Work to complete:
Restate, word for word, all of the material shown below.
-- Start Record set --
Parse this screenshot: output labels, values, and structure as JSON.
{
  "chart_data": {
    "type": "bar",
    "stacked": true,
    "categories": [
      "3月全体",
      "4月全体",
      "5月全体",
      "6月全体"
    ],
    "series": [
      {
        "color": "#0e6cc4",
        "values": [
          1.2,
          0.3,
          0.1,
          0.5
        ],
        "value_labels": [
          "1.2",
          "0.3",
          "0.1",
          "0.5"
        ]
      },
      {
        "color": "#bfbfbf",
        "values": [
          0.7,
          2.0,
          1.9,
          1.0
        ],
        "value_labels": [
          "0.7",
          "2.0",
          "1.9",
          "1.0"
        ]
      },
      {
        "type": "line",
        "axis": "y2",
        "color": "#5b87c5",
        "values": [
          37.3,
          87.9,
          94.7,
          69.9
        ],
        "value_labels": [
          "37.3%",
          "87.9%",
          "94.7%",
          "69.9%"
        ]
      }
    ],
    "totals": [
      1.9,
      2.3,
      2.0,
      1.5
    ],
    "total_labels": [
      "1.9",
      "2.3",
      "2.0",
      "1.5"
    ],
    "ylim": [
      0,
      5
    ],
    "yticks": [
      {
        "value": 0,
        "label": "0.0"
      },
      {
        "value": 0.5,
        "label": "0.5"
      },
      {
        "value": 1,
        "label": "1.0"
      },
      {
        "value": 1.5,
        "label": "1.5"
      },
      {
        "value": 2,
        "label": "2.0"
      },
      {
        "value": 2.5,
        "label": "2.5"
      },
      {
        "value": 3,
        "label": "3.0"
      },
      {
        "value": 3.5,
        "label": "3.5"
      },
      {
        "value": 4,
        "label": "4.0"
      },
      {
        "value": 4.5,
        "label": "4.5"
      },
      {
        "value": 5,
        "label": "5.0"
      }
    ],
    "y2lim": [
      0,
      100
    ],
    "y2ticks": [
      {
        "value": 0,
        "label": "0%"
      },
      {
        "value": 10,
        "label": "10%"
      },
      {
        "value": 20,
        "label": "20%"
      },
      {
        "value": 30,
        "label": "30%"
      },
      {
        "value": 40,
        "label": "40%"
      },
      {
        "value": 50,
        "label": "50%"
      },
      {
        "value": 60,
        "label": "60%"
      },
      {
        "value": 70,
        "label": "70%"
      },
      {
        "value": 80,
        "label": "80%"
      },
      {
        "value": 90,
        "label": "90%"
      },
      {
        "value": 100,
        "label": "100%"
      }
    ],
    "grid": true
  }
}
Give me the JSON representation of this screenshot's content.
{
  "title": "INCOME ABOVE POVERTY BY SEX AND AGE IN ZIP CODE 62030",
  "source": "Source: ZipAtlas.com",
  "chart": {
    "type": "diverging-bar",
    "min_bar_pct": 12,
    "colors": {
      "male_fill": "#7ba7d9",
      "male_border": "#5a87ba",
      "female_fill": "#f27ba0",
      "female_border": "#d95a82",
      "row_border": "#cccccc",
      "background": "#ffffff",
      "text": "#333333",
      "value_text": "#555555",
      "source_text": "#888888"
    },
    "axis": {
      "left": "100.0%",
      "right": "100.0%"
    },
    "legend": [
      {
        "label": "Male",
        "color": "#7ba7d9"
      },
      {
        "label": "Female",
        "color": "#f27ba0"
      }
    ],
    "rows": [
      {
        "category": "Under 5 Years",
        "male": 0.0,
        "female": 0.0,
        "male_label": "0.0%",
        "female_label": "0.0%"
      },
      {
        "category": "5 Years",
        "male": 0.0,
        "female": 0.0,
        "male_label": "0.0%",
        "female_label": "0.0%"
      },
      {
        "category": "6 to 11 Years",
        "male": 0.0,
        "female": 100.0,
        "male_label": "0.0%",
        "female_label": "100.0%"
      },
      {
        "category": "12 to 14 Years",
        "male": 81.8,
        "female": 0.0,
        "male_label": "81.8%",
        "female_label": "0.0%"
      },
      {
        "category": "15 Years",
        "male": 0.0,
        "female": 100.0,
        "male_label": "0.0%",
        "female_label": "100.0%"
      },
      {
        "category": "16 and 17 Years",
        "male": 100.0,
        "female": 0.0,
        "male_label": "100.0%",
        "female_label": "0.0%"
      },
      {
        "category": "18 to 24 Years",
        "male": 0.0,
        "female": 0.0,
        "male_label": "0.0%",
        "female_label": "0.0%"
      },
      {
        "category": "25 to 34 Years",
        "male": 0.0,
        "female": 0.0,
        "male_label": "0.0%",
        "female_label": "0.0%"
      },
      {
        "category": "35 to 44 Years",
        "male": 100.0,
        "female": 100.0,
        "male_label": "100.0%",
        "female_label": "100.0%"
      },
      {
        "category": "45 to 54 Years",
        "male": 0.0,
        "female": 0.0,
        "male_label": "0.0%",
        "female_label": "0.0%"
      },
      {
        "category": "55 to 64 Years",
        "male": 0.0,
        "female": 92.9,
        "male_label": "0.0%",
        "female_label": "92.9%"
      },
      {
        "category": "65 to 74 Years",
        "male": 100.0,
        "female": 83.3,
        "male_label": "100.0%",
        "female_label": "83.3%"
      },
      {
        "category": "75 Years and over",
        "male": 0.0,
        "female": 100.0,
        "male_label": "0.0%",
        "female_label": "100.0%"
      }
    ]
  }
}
-- End Record set --
Answer to the task:
Parse this screenshot: output labels, values, and structure as JSON.
{
  "chart_data": {
    "type": "bar",
    "stacked": true,
    "categories": [
      "3月全体",
      "4月全体",
      "5月全体",
      "6月全体"
    ],
    "series": [
      {
        "color": "#0e6cc4",
        "values": [
          1.2,
          0.3,
          0.1,
          0.5
        ],
        "value_labels": [
          "1.2",
          "0.3",
          "0.1",
          "0.5"
        ]
      },
      {
        "color": "#bfbfbf",
        "values": [
          0.7,
          2.0,
          1.9,
          1.0
        ],
        "value_labels": [
          "0.7",
          "2.0",
          "1.9",
          "1.0"
        ]
      },
      {
        "type": "line",
        "axis": "y2",
        "color": "#5b87c5",
        "values": [
          37.3,
          87.9,
          94.7,
          69.9
        ],
        "value_labels": [
          "37.3%",
          "87.9%",
          "94.7%",
          "69.9%"
        ]
      }
    ],
    "totals": [
      1.9,
      2.3,
      2.0,
      1.5
    ],
    "total_labels": [
      "1.9",
      "2.3",
      "2.0",
      "1.5"
    ],
    "ylim": [
      0,
      5
    ],
    "yticks": [
      {
        "value": 0,
        "label": "0.0"
      },
      {
        "value": 0.5,
        "label": "0.5"
      },
      {
        "value": 1,
        "label": "1.0"
      },
      {
        "value": 1.5,
        "label": "1.5"
      },
      {
        "value": 2,
        "label": "2.0"
      },
      {
        "value": 2.5,
        "label": "2.5"
      },
      {
        "value": 3,
        "label": "3.0"
      },
      {
        "value": 3.5,
        "label": "3.5"
      },
      {
        "value": 4,
        "label": "4.0"
      },
      {
        "value": 4.5,
        "label": "4.5"
      },
      {
        "value": 5,
        "label": "5.0"
      }
    ],
    "y2lim": [
      0,
      100
    ],
    "y2ticks": [
      {
        "value": 0,
        "label": "0%"
      },
      {
        "value": 10,
        "label": "10%"
      },
      {
        "value": 20,
        "label": "20%"
      },
      {
        "value": 30,
        "label": "30%"
      },
      {
        "value": 40,
        "label": "40%"
      },
      {
        "value": 50,
        "label": "50%"
      },
      {
        "value": 60,
        "label": "60%"
      },
      {
        "value": 70,
        "label": "70%"
      },
      {
        "value": 80,
        "label": "80%"
      },
      {
        "value": 90,
        "label": "90%"
      },
      {
        "value": 100,
        "label": "100%"
      }
    ],
    "grid": true
  }
}
Give me the JSON representation of this screenshot's content.
{
  "title": "INCOME ABOVE POVERTY BY SEX AND AGE IN ZIP CODE 62030",
  "source": "Source: ZipAtlas.com",
  "chart": {
    "type": "diverging-bar",
    "min_bar_pct": 12,
    "colors": {
      "male_fill": "#7ba7d9",
      "male_border": "#5a87ba",
      "female_fill": "#f27ba0",
      "female_border": "#d95a82",
      "row_border": "#cccccc",
      "background": "#ffffff",
      "text": "#333333",
      "value_text": "#555555",
      "source_text": "#888888"
    },
    "axis": {
      "left": "100.0%",
      "right": "100.0%"
    },
    "legend": [
      {
        "label": "Male",
        "color": "#7ba7d9"
      },
      {
        "label": "Female",
        "color": "#f27ba0"
      }
    ],
    "rows": [
      {
        "category": "Under 5 Years",
        "male": 0.0,
        "female": 0.0,
        "male_label": "0.0%",
        "female_label": "0.0%"
      },
      {
        "category": "5 Years",
        "male": 0.0,
        "female": 0.0,
        "male_label": "0.0%",
        "female_label": "0.0%"
      },
      {
        "category": "6 to 11 Years",
        "male": 0.0,
        "female": 100.0,
        "male_label": "0.0%",
        "female_label": "100.0%"
      },
      {
        "category": "12 to 14 Years",
        "male": 81.8,
        "female": 0.0,
        "male_label": "81.8%",
        "female_label": "0.0%"
      },
      {
        "category": "15 Years",
        "male": 0.0,
        "female": 100.0,
        "male_label": "0.0%",
        "female_label": "100.0%"
      },
      {
        "category": "16 and 17 Years",
        "male": 100.0,
        "female": 0.0,
        "male_label": "100.0%",
        "female_label": "0.0%"
      },
      {
        "category": "18 to 24 Years",
        "male": 0.0,
        "female": 0.0,
        "male_label": "0.0%",
        "female_label": "0.0%"
      },
      {
        "category": "25 to 34 Years",
        "male": 0.0,
        "female": 0.0,
        "male_label": "0.0%",
        "female_label": "0.0%"
      },
      {
        "category": "35 to 44 Years",
        "male": 100.0,
        "female": 100.0,
        "male_label": "100.0%",
        "female_label": "100.0%"
      },
      {
        "category": "45 to 54 Years",
        "male": 0.0,
        "female": 0.0,
        "male_label": "0.0%",
        "female_label": "0.0%"
      },
      {
        "category": "55 to 64 Years",
        "male": 0.0,
        "female": 92.9,
        "male_label": "0.0%",
        "female_label": "92.9%"
      },
      {
        "category": "65 to 74 Years",
        "male": 100.0,
        "female": 83.3,
        "male_label": "100.0%",
        "female_label": "83.3%"
      },
      {
        "category": "75 Years and over",
        "male": 0.0,
        "female": 100.0,
        "male_label": "0.0%",
        "female_label": "100.0%"
      }
    ]
  }
}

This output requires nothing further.